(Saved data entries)
---

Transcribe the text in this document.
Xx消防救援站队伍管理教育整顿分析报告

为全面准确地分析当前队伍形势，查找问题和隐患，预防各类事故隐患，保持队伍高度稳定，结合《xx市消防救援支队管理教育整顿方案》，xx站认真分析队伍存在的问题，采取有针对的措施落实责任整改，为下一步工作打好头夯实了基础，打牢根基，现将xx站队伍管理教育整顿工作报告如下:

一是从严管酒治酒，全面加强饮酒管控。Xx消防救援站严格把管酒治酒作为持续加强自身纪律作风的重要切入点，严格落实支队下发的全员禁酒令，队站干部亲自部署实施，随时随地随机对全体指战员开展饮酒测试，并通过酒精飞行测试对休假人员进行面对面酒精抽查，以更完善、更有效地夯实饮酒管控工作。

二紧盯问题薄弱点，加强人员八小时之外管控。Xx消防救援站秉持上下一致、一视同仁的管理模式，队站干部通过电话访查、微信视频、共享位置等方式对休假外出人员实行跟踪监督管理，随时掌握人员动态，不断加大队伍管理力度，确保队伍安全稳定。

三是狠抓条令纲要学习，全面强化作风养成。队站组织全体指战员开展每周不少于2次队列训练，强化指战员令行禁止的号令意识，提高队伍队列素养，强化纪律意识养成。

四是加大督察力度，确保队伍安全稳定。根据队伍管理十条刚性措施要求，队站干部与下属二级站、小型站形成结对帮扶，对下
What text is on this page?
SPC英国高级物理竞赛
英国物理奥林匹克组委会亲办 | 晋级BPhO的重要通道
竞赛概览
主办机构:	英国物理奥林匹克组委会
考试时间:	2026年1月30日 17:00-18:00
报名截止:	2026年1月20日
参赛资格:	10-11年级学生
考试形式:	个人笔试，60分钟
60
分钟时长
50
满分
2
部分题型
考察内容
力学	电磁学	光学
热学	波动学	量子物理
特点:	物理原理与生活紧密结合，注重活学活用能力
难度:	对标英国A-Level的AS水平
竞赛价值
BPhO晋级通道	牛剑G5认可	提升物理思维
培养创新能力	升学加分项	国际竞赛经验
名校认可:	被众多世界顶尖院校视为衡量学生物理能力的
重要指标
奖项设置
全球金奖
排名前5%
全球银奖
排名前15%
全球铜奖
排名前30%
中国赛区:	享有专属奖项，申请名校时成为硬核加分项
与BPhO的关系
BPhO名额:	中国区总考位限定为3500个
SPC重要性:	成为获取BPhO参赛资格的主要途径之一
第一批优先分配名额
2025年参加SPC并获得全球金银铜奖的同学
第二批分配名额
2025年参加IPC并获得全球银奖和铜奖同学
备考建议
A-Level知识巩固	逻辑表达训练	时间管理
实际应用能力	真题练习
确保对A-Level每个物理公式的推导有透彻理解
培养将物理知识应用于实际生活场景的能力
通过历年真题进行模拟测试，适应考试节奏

---

**Short task**
Go through the material above line by line and copy it exactly.

**Final result**
Transcribe the text in this document.
Xx消防救援站队伍管理教育整顿分析报告

为全面准确地分析当前队伍形势，查找问题和隐患，预防各类事故隐患，保持队伍高度稳定，结合《xx市消防救援支队管理教育整顿方案》，xx站认真分析队伍存在的问题，采取有针对的措施落实责任整改，为下一步工作打好头夯实了基础，打牢根基，现将xx站队伍管理教育整顿工作报告如下:

一是从严管酒治酒，全面加强饮酒管控。Xx消防救援站严格把管酒治酒作为持续加强自身纪律作风的重要切入点，严格落实支队下发的全员禁酒令，队站干部亲自部署实施，随时随地随机对全体指战员开展饮酒测试，并通过酒精飞行测试对休假人员进行面对面酒精抽查，以更完善、更有效地夯实饮酒管控工作。

二紧盯问题薄弱点，加强人员八小时之外管控。Xx消防救援站秉持上下一致、一视同仁的管理模式，队站干部通过电话访查、微信视频、共享位置等方式对休假外出人员实行跟踪监督管理，随时掌握人员动态，不断加大队伍管理力度，确保队伍安全稳定。

三是狠抓条令纲要学习，全面强化作风养成。队站组织全体指战员开展每周不少于2次队列训练，强化指战员令行禁止的号令意识，提高队伍队列素养，强化纪律意识养成。

四是加大督察力度，确保队伍安全稳定。根据队伍管理十条刚性措施要求，队站干部与下属二级站、小型站形成结对帮扶，对下
What text is on this page?
SPC英国高级物理竞赛
英国物理奥林匹克组委会亲办 | 晋级BPhO的重要通道
竞赛概览
主办机构:	英国物理奥林匹克组委会
考试时间:	2026年1月30日 17:00-18:00
报名截止:	2026年1月20日
参赛资格:	10-11年级学生
考试形式:	个人笔试，60分钟
60
分钟时长
50
满分
2
部分题型
考察内容
力学	电磁学	光学
热学	波动学	量子物理
特点:	物理原理与生活紧密结合，注重活学活用能力
难度:	对标英国A-Level的AS水平
竞赛价值
BPhO晋级通道	牛剑G5认可	提升物理思维
培养创新能力	升学加分项	国际竞赛经验
名校认可:	被众多世界顶尖院校视为衡量学生物理能力的
重要指标
奖项设置
全球金奖
排名前5%
全球银奖
排名前15%
全球铜奖
排名前30%
中国赛区:	享有专属奖项，申请名校时成为硬核加分项
与BPhO的关系
BPhO名额:	中国区总考位限定为3500个
SPC重要性:	成为获取BPhO参赛资格的主要途径之一
第一批优先分配名额
2025年参加SPC并获得全球金银铜奖的同学
第二批分配名额
2025年参加IPC并获得全球银奖和铜奖同学
备考建议
A-Level知识巩固	逻辑表达训练	时间管理
实际应用能力	真题练习
确保对A-Level每个物理公式的推导有透彻理解
培养将物理知识应用于实际生活场景的能力
通过历年真题进行模拟测试，适应考试节奏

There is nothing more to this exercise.